**Written task:**
What lines of the data include the string "Sanicula"? Copy them all.
%%
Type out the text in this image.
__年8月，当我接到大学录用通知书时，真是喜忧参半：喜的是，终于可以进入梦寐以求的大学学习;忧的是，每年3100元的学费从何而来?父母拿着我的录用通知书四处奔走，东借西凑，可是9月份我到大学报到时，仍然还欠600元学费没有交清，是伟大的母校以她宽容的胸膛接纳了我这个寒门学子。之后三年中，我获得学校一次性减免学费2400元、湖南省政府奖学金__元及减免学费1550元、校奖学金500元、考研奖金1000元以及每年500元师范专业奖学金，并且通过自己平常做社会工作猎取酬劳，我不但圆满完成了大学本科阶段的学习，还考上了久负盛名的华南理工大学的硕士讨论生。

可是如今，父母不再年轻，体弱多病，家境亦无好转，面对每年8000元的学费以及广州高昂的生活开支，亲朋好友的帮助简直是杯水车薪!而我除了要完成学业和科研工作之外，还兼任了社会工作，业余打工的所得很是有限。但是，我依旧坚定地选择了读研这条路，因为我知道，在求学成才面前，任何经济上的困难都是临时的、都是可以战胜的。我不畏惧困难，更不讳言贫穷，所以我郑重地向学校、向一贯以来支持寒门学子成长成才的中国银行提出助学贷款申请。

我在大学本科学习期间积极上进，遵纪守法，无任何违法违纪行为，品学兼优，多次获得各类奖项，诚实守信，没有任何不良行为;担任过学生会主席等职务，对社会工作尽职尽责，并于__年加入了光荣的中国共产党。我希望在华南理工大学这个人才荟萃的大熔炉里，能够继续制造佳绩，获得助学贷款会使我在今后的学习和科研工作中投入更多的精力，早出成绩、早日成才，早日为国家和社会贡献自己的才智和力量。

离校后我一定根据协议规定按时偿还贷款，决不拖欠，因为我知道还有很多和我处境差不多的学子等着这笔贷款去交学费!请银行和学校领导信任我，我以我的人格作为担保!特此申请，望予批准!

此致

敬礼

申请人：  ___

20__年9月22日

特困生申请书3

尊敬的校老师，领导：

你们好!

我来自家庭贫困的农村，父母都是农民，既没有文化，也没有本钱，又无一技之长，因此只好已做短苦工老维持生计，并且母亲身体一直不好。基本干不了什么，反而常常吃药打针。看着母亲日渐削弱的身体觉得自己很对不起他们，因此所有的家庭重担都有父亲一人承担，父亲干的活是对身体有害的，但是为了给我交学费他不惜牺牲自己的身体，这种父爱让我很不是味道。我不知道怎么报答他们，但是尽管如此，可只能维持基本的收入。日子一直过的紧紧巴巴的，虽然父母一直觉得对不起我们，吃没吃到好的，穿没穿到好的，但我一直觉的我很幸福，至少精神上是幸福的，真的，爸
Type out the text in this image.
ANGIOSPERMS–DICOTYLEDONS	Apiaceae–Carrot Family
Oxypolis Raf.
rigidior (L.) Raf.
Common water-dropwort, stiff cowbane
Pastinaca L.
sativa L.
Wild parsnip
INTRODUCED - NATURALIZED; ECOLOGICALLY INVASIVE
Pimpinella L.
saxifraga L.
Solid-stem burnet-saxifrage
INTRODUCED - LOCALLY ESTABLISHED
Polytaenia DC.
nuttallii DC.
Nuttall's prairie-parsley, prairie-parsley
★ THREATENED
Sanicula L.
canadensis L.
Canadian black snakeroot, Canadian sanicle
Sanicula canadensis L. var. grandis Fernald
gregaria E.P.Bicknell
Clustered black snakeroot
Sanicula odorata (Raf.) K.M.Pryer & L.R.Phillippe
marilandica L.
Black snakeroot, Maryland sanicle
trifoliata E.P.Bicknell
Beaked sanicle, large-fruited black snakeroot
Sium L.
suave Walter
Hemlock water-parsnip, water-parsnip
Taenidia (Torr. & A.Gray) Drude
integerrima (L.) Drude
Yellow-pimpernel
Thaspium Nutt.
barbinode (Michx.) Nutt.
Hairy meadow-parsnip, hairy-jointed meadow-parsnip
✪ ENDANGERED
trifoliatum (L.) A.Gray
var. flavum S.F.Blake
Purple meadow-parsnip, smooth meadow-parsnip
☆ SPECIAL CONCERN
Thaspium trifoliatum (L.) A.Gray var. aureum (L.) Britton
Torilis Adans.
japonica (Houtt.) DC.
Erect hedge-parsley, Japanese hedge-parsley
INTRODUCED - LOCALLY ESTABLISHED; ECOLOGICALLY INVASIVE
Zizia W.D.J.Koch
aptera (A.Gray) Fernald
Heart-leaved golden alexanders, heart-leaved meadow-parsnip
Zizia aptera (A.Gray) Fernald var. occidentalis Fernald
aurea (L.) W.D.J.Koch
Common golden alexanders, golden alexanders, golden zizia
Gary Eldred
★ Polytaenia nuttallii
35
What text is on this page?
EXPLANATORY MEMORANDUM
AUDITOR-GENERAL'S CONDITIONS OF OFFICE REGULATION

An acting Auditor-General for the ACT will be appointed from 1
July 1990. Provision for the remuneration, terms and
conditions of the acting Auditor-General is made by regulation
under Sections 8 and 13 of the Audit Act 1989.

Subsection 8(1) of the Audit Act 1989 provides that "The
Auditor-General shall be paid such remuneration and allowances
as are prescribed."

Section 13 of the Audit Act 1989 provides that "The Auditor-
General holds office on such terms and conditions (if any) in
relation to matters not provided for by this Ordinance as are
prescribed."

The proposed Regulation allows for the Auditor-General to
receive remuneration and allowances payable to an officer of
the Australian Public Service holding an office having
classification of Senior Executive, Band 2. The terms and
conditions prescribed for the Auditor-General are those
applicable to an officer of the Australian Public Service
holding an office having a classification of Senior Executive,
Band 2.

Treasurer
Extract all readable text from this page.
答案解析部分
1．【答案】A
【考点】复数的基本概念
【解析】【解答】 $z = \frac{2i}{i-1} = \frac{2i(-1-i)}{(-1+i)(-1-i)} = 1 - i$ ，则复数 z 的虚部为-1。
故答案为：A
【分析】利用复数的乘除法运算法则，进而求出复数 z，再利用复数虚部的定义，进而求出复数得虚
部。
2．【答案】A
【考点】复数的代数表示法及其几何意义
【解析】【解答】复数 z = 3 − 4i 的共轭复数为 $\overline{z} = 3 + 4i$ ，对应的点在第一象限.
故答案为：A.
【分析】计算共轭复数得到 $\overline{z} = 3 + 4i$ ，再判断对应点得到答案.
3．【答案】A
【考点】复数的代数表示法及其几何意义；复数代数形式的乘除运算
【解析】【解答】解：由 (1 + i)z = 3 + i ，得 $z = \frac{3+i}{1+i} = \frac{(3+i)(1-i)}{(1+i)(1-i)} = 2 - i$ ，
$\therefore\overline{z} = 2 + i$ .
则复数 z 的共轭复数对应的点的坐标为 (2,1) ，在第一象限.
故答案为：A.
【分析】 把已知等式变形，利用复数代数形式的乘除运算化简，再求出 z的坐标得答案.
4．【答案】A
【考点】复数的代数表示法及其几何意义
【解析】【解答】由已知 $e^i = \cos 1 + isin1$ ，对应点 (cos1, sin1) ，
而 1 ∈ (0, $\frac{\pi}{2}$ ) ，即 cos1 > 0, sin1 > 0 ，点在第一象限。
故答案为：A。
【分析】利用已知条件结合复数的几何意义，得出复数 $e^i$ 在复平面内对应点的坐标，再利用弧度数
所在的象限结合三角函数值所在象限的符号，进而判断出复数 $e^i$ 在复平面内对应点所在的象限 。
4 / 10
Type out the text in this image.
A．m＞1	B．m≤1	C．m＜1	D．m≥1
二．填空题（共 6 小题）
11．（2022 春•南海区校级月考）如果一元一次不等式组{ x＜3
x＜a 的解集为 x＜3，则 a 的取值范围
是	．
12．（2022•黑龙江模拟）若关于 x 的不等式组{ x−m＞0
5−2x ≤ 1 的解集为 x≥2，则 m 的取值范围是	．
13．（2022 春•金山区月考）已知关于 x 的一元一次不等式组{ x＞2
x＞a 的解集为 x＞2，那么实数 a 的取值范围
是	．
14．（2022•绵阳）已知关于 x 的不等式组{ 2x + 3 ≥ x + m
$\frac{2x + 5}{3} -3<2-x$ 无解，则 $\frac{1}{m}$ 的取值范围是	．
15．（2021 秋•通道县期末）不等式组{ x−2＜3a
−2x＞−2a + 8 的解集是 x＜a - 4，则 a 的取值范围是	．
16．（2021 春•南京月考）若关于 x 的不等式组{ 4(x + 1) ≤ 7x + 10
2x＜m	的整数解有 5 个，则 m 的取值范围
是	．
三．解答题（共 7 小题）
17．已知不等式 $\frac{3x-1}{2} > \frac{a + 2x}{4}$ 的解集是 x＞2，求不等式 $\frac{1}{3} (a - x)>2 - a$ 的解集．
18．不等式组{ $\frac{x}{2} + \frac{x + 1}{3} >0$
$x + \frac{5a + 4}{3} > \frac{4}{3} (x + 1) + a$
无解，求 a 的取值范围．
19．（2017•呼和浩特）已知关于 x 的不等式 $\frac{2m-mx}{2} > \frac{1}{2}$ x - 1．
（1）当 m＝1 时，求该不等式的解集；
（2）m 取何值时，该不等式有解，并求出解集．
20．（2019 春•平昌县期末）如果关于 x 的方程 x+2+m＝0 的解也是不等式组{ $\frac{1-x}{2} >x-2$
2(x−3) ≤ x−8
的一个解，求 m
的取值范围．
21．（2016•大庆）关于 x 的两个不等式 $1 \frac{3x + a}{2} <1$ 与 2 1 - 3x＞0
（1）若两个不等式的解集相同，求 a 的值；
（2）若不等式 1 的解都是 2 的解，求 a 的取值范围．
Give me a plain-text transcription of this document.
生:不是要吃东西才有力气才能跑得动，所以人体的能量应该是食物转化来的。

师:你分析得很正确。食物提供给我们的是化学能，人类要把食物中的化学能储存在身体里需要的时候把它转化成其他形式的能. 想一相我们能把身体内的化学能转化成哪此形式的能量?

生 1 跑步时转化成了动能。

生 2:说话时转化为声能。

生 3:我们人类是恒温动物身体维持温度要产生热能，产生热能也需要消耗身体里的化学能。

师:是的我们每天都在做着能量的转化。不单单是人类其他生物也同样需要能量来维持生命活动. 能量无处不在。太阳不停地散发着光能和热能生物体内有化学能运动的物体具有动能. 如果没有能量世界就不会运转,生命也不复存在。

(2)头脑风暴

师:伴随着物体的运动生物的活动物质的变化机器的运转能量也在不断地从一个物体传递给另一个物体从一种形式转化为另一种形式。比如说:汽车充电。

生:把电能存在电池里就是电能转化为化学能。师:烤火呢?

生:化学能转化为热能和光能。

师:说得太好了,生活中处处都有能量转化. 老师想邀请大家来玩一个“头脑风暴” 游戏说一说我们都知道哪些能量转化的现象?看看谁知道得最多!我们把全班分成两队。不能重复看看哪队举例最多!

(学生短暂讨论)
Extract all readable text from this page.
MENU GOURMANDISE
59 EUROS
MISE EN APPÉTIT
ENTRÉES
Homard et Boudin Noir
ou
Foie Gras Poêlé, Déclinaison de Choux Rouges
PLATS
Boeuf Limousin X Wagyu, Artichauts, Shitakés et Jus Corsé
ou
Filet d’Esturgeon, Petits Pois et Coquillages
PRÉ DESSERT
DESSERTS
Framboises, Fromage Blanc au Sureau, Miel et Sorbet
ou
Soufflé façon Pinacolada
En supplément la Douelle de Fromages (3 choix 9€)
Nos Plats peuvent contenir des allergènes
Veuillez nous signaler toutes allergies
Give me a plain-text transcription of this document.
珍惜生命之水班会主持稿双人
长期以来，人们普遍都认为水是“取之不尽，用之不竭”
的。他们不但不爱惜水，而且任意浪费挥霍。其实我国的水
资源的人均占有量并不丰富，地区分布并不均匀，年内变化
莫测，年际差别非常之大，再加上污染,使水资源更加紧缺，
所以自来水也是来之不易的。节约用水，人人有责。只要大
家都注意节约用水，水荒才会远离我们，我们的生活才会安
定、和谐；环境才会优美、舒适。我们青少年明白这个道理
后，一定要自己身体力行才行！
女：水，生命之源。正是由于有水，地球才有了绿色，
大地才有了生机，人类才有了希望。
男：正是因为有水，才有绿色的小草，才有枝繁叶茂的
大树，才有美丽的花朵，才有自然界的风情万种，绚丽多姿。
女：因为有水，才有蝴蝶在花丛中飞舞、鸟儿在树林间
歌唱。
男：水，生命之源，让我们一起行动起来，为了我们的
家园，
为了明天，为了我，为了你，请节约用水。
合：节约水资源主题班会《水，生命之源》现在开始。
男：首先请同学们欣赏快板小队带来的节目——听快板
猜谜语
%%
**Output for this exercise:**
Sanicula L.
Sanicula canadensis L. var. grandis Fernald
Sanicula odorata (Raf.) K.M.Pryer & L.R.Phillippe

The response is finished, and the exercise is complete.